AIM ->
Give again the records beginning with the line that contains "data-label: Construction 57%" and continuing through the line that contains "chart-title: Construction in", exactly as they appear.
------
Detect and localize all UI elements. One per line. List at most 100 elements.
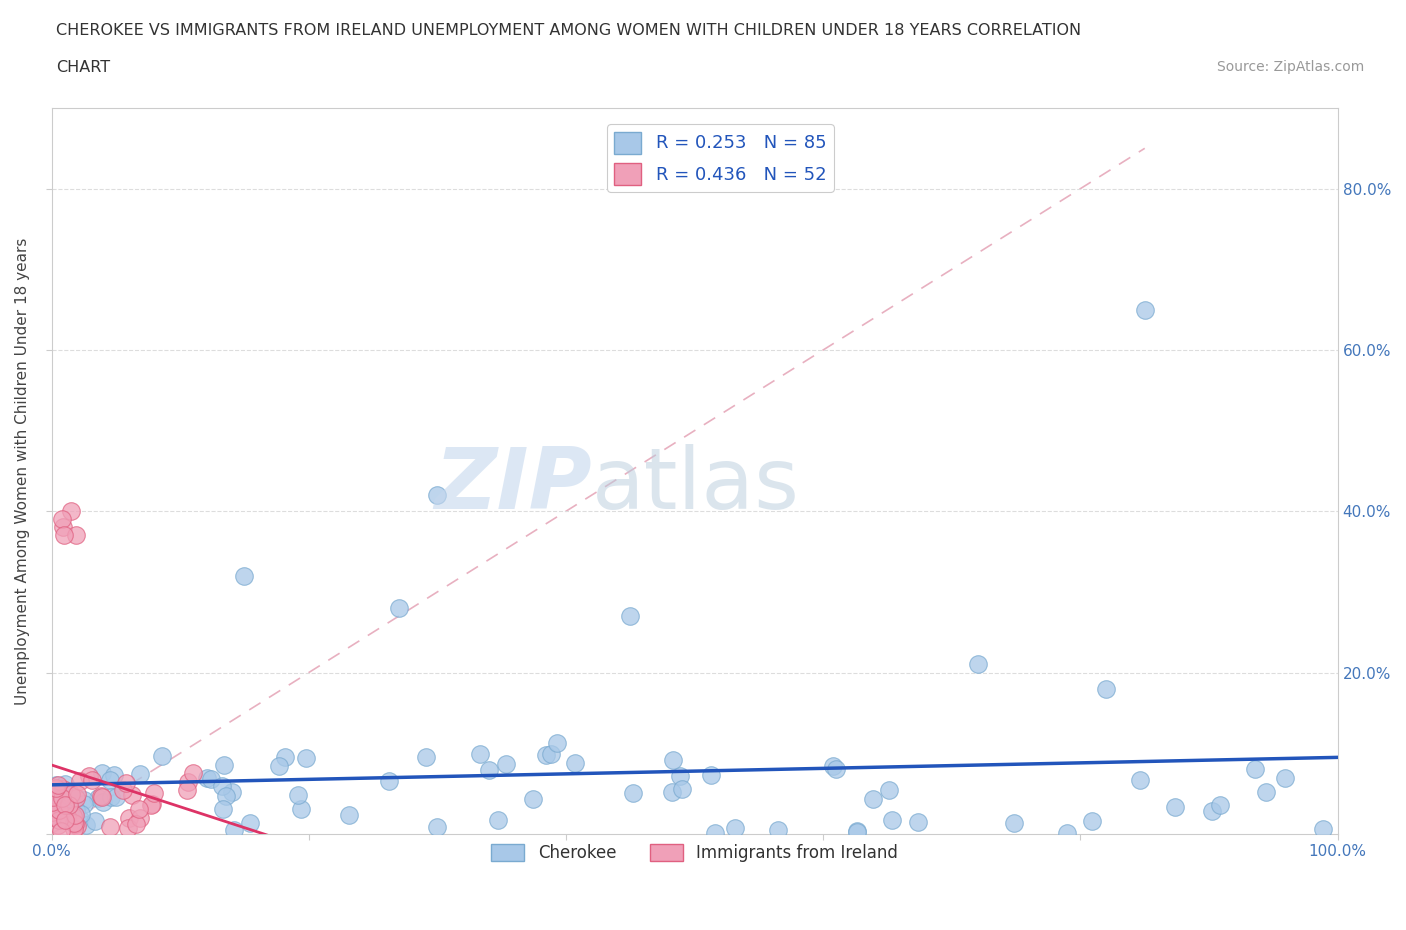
- Point: [1274, 770, 1296, 785]
- Point: [623, 786, 645, 801]
- Point: [41, 804, 63, 819]
- Point: [846, 824, 869, 839]
- Point: [862, 792, 884, 807]
- Point: [239, 816, 262, 830]
- Point: [53, 777, 76, 791]
- Legend: Cherokee, Immigrants from Ireland: Cherokee, Immigrants from Ireland: [485, 838, 905, 870]
- Point: [118, 811, 141, 826]
- Point: [1256, 784, 1278, 799]
- Text: CHEROKEE VS IMMIGRANTS FROM IRELAND UNEMPLOYMENT AMONG WOMEN WITH CHILDREN UNDER: CHEROKEE VS IMMIGRANTS FROM IRELAND UNEM…: [56, 23, 1081, 38]
- Point: [84, 813, 107, 828]
- Point: [87, 791, 110, 806]
- Point: [287, 787, 309, 802]
- Point: [45, 796, 67, 811]
- Point: [1002, 816, 1025, 830]
- Point: [69, 806, 91, 821]
- Text: CHART: CHART: [56, 60, 110, 75]
- Point: [907, 815, 929, 830]
- Point: [495, 757, 517, 772]
- Point: [66, 818, 89, 833]
- Point: [69, 774, 91, 789]
- Point: [51, 512, 73, 526]
- Point: [139, 798, 162, 813]
- Point: [41, 795, 63, 810]
- Point: [105, 789, 128, 804]
- Point: [55, 811, 77, 826]
- Point: [77, 768, 100, 783]
- Point: [669, 768, 692, 783]
- Point: [112, 782, 135, 797]
- Point: [117, 820, 139, 835]
- Point: [65, 790, 87, 805]
- Point: [60, 787, 83, 802]
- Point: [724, 821, 747, 836]
- Point: [290, 802, 312, 817]
- Text: ZIP: ZIP: [434, 444, 592, 527]
- Point: [58, 798, 80, 813]
- Point: [45, 788, 67, 803]
- Point: [1080, 813, 1102, 828]
- Point: [60, 504, 83, 519]
- Point: [45, 780, 67, 795]
- Point: [58, 783, 80, 798]
- Point: [1095, 682, 1118, 697]
- Point: [211, 802, 233, 817]
- Point: [1133, 302, 1156, 317]
- Text: Source: ZipAtlas.com: Source: ZipAtlas.com: [1216, 60, 1364, 74]
- Point: [128, 802, 150, 817]
- Point: [700, 767, 723, 782]
- Point: [468, 746, 491, 761]
- Point: [62, 821, 84, 836]
- Point: [195, 770, 218, 785]
- Point: [100, 790, 122, 804]
- Point: [1129, 773, 1152, 788]
- Point: [80, 773, 103, 788]
- Point: [51, 790, 73, 805]
- Point: [388, 601, 411, 616]
- Point: [49, 823, 72, 838]
- Point: [65, 817, 87, 831]
- Point: [73, 792, 96, 807]
- Point: [214, 758, 236, 773]
- Point: [69, 812, 91, 827]
- Point: [125, 817, 148, 832]
- Point: [183, 765, 205, 780]
- Point: [214, 789, 236, 804]
- Point: [882, 813, 904, 828]
- Point: [211, 778, 233, 793]
- Point: [426, 487, 449, 502]
- Point: [1164, 800, 1187, 815]
- Point: [75, 817, 97, 832]
- Point: [177, 775, 200, 790]
- Point: [46, 817, 69, 832]
- Point: [73, 796, 96, 811]
- Point: [662, 752, 685, 767]
- Point: [564, 756, 586, 771]
- Point: [534, 748, 557, 763]
- Point: [129, 811, 152, 826]
- Point: [295, 751, 318, 765]
- Point: [233, 568, 256, 583]
- Point: [65, 803, 87, 817]
- Point: [1056, 826, 1078, 841]
- Point: [267, 759, 290, 774]
- Point: [56, 808, 79, 823]
- Point: [200, 771, 222, 786]
- Point: [546, 736, 568, 751]
- Point: [91, 795, 114, 810]
- Point: [90, 790, 112, 804]
- Point: [1201, 804, 1223, 818]
- Point: [45, 778, 67, 793]
- Point: [877, 782, 900, 797]
- Point: [1312, 821, 1334, 836]
- Point: [53, 797, 76, 812]
- Point: [821, 758, 844, 773]
- Point: [59, 803, 82, 817]
- Point: [704, 826, 727, 841]
- Point: [176, 783, 198, 798]
- Point: [66, 786, 89, 801]
- Point: [478, 763, 501, 777]
- Point: [128, 766, 150, 781]
- Point: [1244, 762, 1267, 777]
- Point: [48, 813, 70, 828]
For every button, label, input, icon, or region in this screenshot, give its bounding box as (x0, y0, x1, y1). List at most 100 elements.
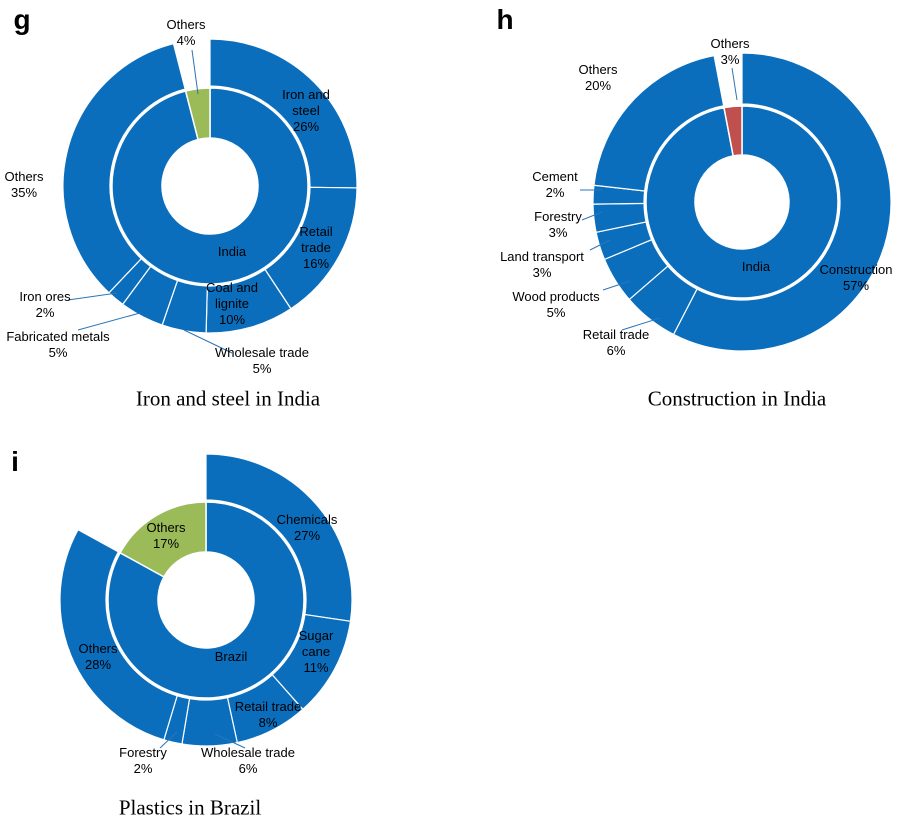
data-label: Construction 57% (806, 262, 904, 294)
label-value: 27% (293, 528, 321, 543)
label-name: Others (166, 17, 206, 32)
label-name: Forestry (119, 745, 167, 760)
label-name: Chemicals (276, 512, 338, 527)
label-value: 2% (35, 305, 55, 320)
label-name: Others (710, 36, 750, 51)
label-name: Fabricated metals (6, 329, 110, 344)
chart-title: Construction in India (648, 387, 826, 412)
label-name: Iron and steel (282, 87, 330, 118)
data-label: Retail trade 16% (291, 224, 341, 272)
leader-line (183, 329, 233, 354)
label-name: Construction (819, 262, 893, 277)
label-name: Cement (532, 169, 578, 184)
inner-segment (107, 501, 305, 699)
label-name: Retail trade (234, 699, 302, 714)
label-value: 28% (84, 657, 112, 672)
label-name: Iron ores (19, 289, 71, 304)
title-text: Construction in India (647, 386, 827, 411)
outer-segment (672, 52, 892, 352)
panel-letter: i (11, 446, 19, 478)
leader-line (159, 731, 178, 749)
label-name: Others (4, 169, 44, 184)
data-label: Sugar cane 11% (291, 628, 341, 676)
data-label: Land transport 3% (482, 249, 602, 281)
leader-line (589, 239, 611, 251)
label-name: India (217, 244, 247, 259)
label-value: 5% (546, 305, 566, 320)
label-name: Others (578, 62, 618, 77)
panel-letter: h (496, 4, 513, 36)
inner-segment (645, 105, 839, 299)
chart-title: Plastics in Brazil (119, 796, 261, 821)
data-label: Forestry 2% (113, 745, 173, 777)
data-label: Others 35% (0, 169, 49, 201)
data-label: Brazil (201, 649, 261, 665)
data-label: Forestry 3% (518, 209, 598, 241)
data-label: Cement 2% (525, 169, 585, 201)
panel-letter: g (13, 4, 30, 36)
title-text: Plastics in Brazil (118, 795, 262, 820)
label-name: India (741, 259, 771, 274)
panel-text: g (13, 4, 31, 35)
label-name: Land transport (500, 249, 584, 264)
leader-line (581, 211, 603, 221)
inner-segment (723, 105, 743, 157)
label-value: 6% (606, 343, 626, 358)
data-label: Retail trade 6% (566, 327, 666, 359)
label-value: 2% (133, 761, 153, 776)
label-name: Coal and lignite (205, 280, 259, 311)
label-name: Others (146, 520, 186, 535)
label-value: 6% (238, 761, 258, 776)
label-value: 2% (545, 185, 565, 200)
data-label: India (726, 259, 786, 275)
panel-text: h (496, 4, 514, 35)
label-value: 5% (48, 345, 68, 360)
leader-line (191, 49, 199, 95)
data-label: Retail trade 8% (223, 699, 313, 731)
data-label: Iron and steel 26% (276, 87, 336, 135)
label-name: Retail trade (582, 327, 650, 342)
outer-segment (62, 42, 186, 294)
data-label: Wood products 5% (501, 289, 611, 321)
label-value: 10% (218, 312, 246, 327)
data-label: Chemicals 27% (262, 512, 352, 544)
data-label: Others 17% (136, 520, 196, 552)
title-text: Iron and steel in India (135, 386, 321, 411)
label-value: 3% (720, 52, 740, 67)
label-value: 20% (584, 78, 612, 93)
label-value: 3% (532, 265, 552, 280)
data-label: Others 28% (68, 641, 128, 673)
leader-line (214, 733, 246, 749)
label-value: 35% (10, 185, 38, 200)
label-name: Forestry (534, 209, 582, 224)
label-name: Brazil (214, 649, 248, 664)
panel-text: i (11, 446, 19, 477)
label-name: Sugar cane (298, 628, 334, 659)
label-value: 26% (292, 119, 320, 134)
outer-segment (593, 54, 725, 192)
data-label: Wholesale trade 6% (188, 745, 308, 777)
data-label: Wholesale trade 5% (207, 345, 317, 377)
leader-line (602, 280, 631, 291)
data-label: Fabricated metals 5% (0, 329, 123, 361)
label-name: Retail trade (299, 224, 333, 255)
label-value: 16% (302, 256, 330, 271)
label-value: 17% (152, 536, 180, 551)
data-label: Coal and lignite 10% (197, 280, 267, 328)
chart-title: Iron and steel in India (136, 387, 320, 412)
data-label: Iron ores 2% (15, 289, 75, 321)
inner-segment (184, 87, 211, 141)
inner-segment (111, 87, 309, 285)
label-value: 3% (548, 225, 568, 240)
label-name: Wood products (512, 289, 600, 304)
label-name: Wholesale trade (201, 745, 295, 760)
label-name: Others (78, 641, 118, 656)
data-label: India (192, 244, 272, 260)
label-name: Wholesale trade (215, 345, 309, 360)
inner-segment (119, 501, 207, 578)
leader-line (621, 317, 661, 331)
data-label: Others 4% (156, 17, 216, 49)
leader-line (731, 67, 738, 101)
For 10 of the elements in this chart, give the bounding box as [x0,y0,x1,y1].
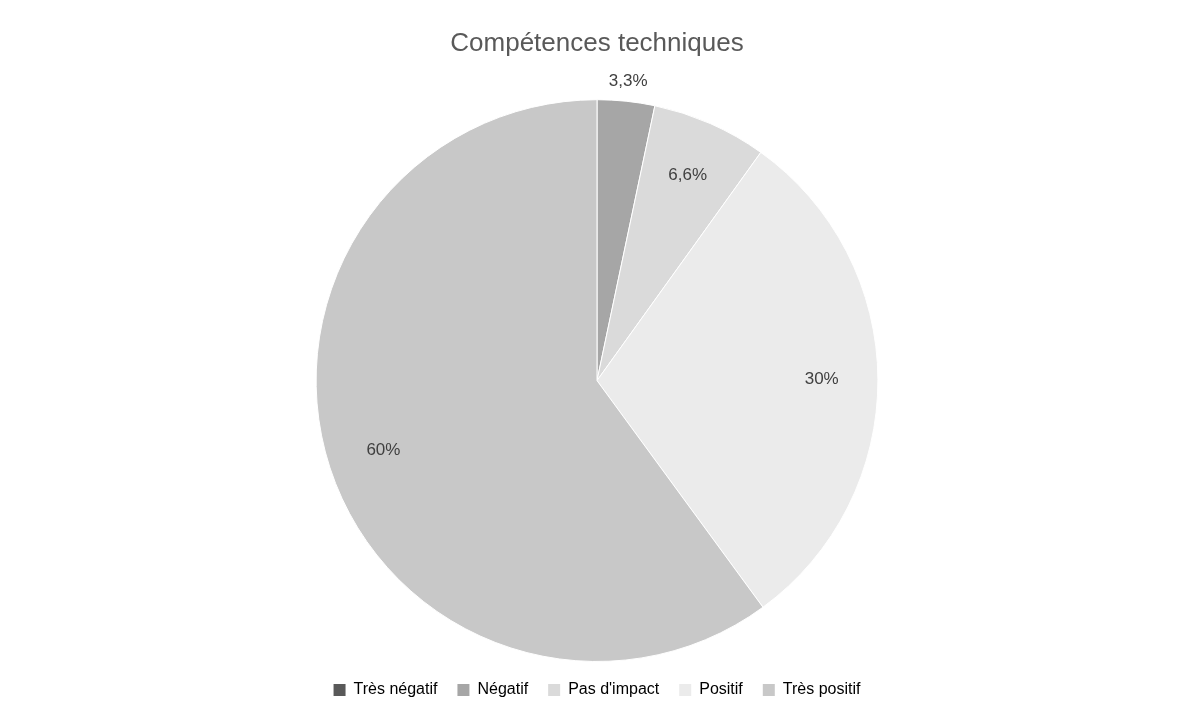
------
WRITTEN REPLY ->
data-label: Construction 57% (806, 262, 904, 294)
label-value: 27% (293, 528, 321, 543)
label-name: Others (166, 17, 206, 32)
label-name: Forestry (119, 745, 167, 760)
label-name: Chemicals (276, 512, 338, 527)
label-value: 2% (35, 305, 55, 320)
label-name: Others (710, 36, 750, 51)
label-name: Fabricated metals (6, 329, 110, 344)
chart-title: Construction in India (648, 387, 826, 412)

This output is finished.